§ **EXERCISE PROMPT**
Write out every line of the material as it stands, apart from the pictures.

§ **RECORDS FOR PROCESSING**
--- BEGIN ---
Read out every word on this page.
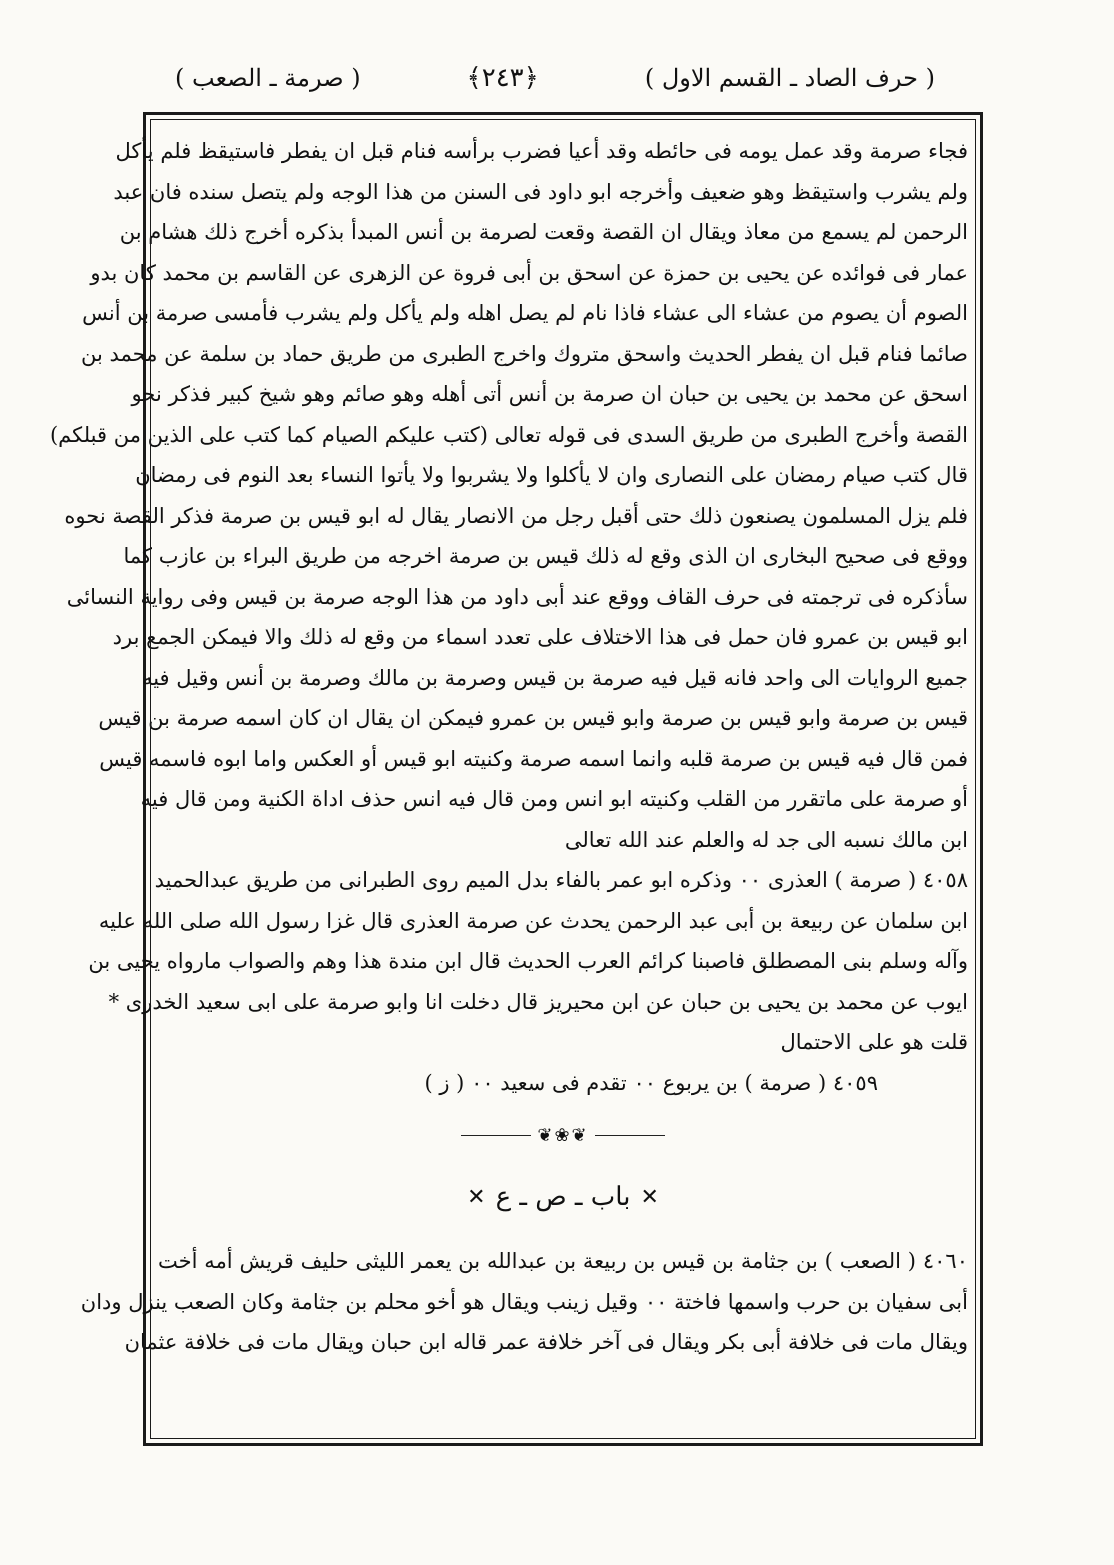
( حرف الصاد ـ القسم الاول )
﴿٢٤٣﴾
( صرمة ـ الصعب )
فجاء صرمة وقد عمل يومه فى حائطه وقد أعيا فضرب برأسه فنام قبل ان يفطر فاستيقظ فلم يأكل
ولم يشرب واستيقظ وهو ضعيف وأخرجه ابو داود فى السنن من هذا الوجه ولم يتصل سنده فان عبد
الرحمن لم يسمع من معاذ ويقال ان القصة وقعت لصرمة بن أنس المبدأ بذكره أخرج ذلك هشام بن
عمار فى فوائده عن يحيى بن حمزة عن اسحق بن أبى فروة عن الزهرى عن القاسم بن محمد كان بدو
الصوم أن يصوم من عشاء الى عشاء فاذا نام لم يصل اهله ولم يأكل ولم يشرب فأمسى صرمة بن أنس
صائما فنام قبل ان يفطر الحديث واسحق متروك واخرج الطبرى من طريق حماد بن سلمة عن محمد بن
اسحق عن محمد بن يحيى بن حبان ان صرمة بن أنس أتى أهله وهو صائم وهو شيخ كبير فذكر نحو
القصة وأخرج الطبرى من طريق السدى فى قوله تعالى (كتب عليكم الصيام كما كتب على الذين من قبلكم)
قال كتب صيام رمضان على النصارى وان لا يأكلوا ولا يشربوا ولا يأتوا النساء بعد النوم فى رمضان
فلم يزل المسلمون يصنعون ذلك حتى أقبل رجل من الانصار يقال له ابو قيس بن صرمة فذكر القصة نحوه
ووقع فى صحيح البخارى ان الذى وقع له ذلك قيس بن صرمة اخرجه من طريق البراء بن عازب كما
سأذكره فى ترجمته فى حرف القاف ووقع عند أبى داود من هذا الوجه صرمة بن قيس وفى رواية النسائى
ابو قيس بن عمرو فان حمل فى هذا الاختلاف على تعدد اسماء من وقع له ذلك والا فيمكن الجمع برد
جميع الروايات الى واحد فانه قيل فيه صرمة بن قيس وصرمة بن مالك وصرمة بن أنس وقيل فيه
قيس بن صرمة وابو قيس بن صرمة وابو قيس بن عمرو فيمكن ان يقال ان كان اسمه صرمة بن قيس
فمن قال فيه قيس بن صرمة قلبه وانما اسمه صرمة وكنيته ابو قيس أو العكس واما ابوه فاسمه قيس
أو صرمة على ماتقرر من القلب وكنيته ابو انس ومن قال فيه انس حذف اداة الكنية ومن قال فيه
ابن مالك نسبه الى جد له والعلم عند الله تعالى
٤٠٥٨ ( صرمة ) العذرى ٠٠ وذكره ابو عمر بالفاء بدل الميم روى الطبرانى من طريق عبدالحميد
ابن سلمان عن ربيعة بن أبى عبد الرحمن يحدث عن صرمة العذرى قال غزا رسول الله صلى الله عليه
وآله وسلم بنى المصطلق فاصبنا كرائم العرب الحديث قال ابن مندة هذا وهم والصواب مارواه يحيى بن
ايوب عن محمد بن يحيى بن حبان عن ابن محيريز قال دخلت انا وابو صرمة على ابى سعيد الخدرى *
قلت هو على الاحتمال
٤٠٥٩ ( صرمة ) بن يربوع ٠٠ تقدم فى سعيد ٠٠ ( ز )
❦❀❦
✕
باب ـ ص ـ ع
✕
٤٠٦٠ ( الصعب ) بن جثامة بن قيس بن ربيعة بن عبدالله بن يعمر الليثى حليف قريش أمه أخت
أبى سفيان بن حرب واسمها فاختة ٠٠ وقيل زينب ويقال هو أخو محلم بن جثامة وكان الصعب ينزل ودان
ويقال مات فى خلافة أبى بكر ويقال فى آخر خلافة عمر قاله ابن حبان ويقال مات فى خلافة عثمان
--- END ---
§ **SOLUTION TO THIS PROBLEM**
Read out every word on this page.
( حرف الصاد ـ القسم الاول )
﴿٢٤٣﴾
( صرمة ـ الصعب )
فجاء صرمة وقد عمل يومه فى حائطه وقد أعيا فضرب برأسه فنام قبل ان يفطر فاستيقظ فلم يأكل
ولم يشرب واستيقظ وهو ضعيف وأخرجه ابو داود فى السنن من هذا الوجه ولم يتصل سنده فان عبد
الرحمن لم يسمع من معاذ ويقال ان القصة وقعت لصرمة بن أنس المبدأ بذكره أخرج ذلك هشام بن
عمار فى فوائده عن يحيى بن حمزة عن اسحق بن أبى فروة عن الزهرى عن القاسم بن محمد كان بدو
الصوم أن يصوم من عشاء الى عشاء فاذا نام لم يصل اهله ولم يأكل ولم يشرب فأمسى صرمة بن أنس
صائما فنام قبل ان يفطر الحديث واسحق متروك واخرج الطبرى من طريق حماد بن سلمة عن محمد بن
اسحق عن محمد بن يحيى بن حبان ان صرمة بن أنس أتى أهله وهو صائم وهو شيخ كبير فذكر نحو
القصة وأخرج الطبرى من طريق السدى فى قوله تعالى (كتب عليكم الصيام كما كتب على الذين من قبلكم)
قال كتب صيام رمضان على النصارى وان لا يأكلوا ولا يشربوا ولا يأتوا النساء بعد النوم فى رمضان
فلم يزل المسلمون يصنعون ذلك حتى أقبل رجل من الانصار يقال له ابو قيس بن صرمة فذكر القصة نحوه
ووقع فى صحيح البخارى ان الذى وقع له ذلك قيس بن صرمة اخرجه من طريق البراء بن عازب كما
سأذكره فى ترجمته فى حرف القاف ووقع عند أبى داود من هذا الوجه صرمة بن قيس وفى رواية النسائى
ابو قيس بن عمرو فان حمل فى هذا الاختلاف على تعدد اسماء من وقع له ذلك والا فيمكن الجمع برد
جميع الروايات الى واحد فانه قيل فيه صرمة بن قيس وصرمة بن مالك وصرمة بن أنس وقيل فيه
قيس بن صرمة وابو قيس بن صرمة وابو قيس بن عمرو فيمكن ان يقال ان كان اسمه صرمة بن قيس
فمن قال فيه قيس بن صرمة قلبه وانما اسمه صرمة وكنيته ابو قيس أو العكس واما ابوه فاسمه قيس
أو صرمة على ماتقرر من القلب وكنيته ابو انس ومن قال فيه انس حذف اداة الكنية ومن قال فيه
ابن مالك نسبه الى جد له والعلم عند الله تعالى
٤٠٥٨ ( صرمة ) العذرى ٠٠ وذكره ابو عمر بالفاء بدل الميم روى الطبرانى من طريق عبدالحميد
ابن سلمان عن ربيعة بن أبى عبد الرحمن يحدث عن صرمة العذرى قال غزا رسول الله صلى الله عليه
وآله وسلم بنى المصطلق فاصبنا كرائم العرب الحديث قال ابن مندة هذا وهم والصواب مارواه يحيى بن
ايوب عن محمد بن يحيى بن حبان عن ابن محيريز قال دخلت انا وابو صرمة على ابى سعيد الخدرى *
قلت هو على الاحتمال
٤٠٥٩ ( صرمة ) بن يربوع ٠٠ تقدم فى سعيد ٠٠ ( ز )
❦❀❦
✕
باب ـ ص ـ ع
✕
٤٠٦٠ ( الصعب ) بن جثامة بن قيس بن ربيعة بن عبدالله بن يعمر الليثى حليف قريش أمه أخت
أبى سفيان بن حرب واسمها فاختة ٠٠ وقيل زينب ويقال هو أخو محلم بن جثامة وكان الصعب ينزل ودان
ويقال مات فى خلافة أبى بكر ويقال فى آخر خلافة عمر قاله ابن حبان ويقال مات فى خلافة عثمان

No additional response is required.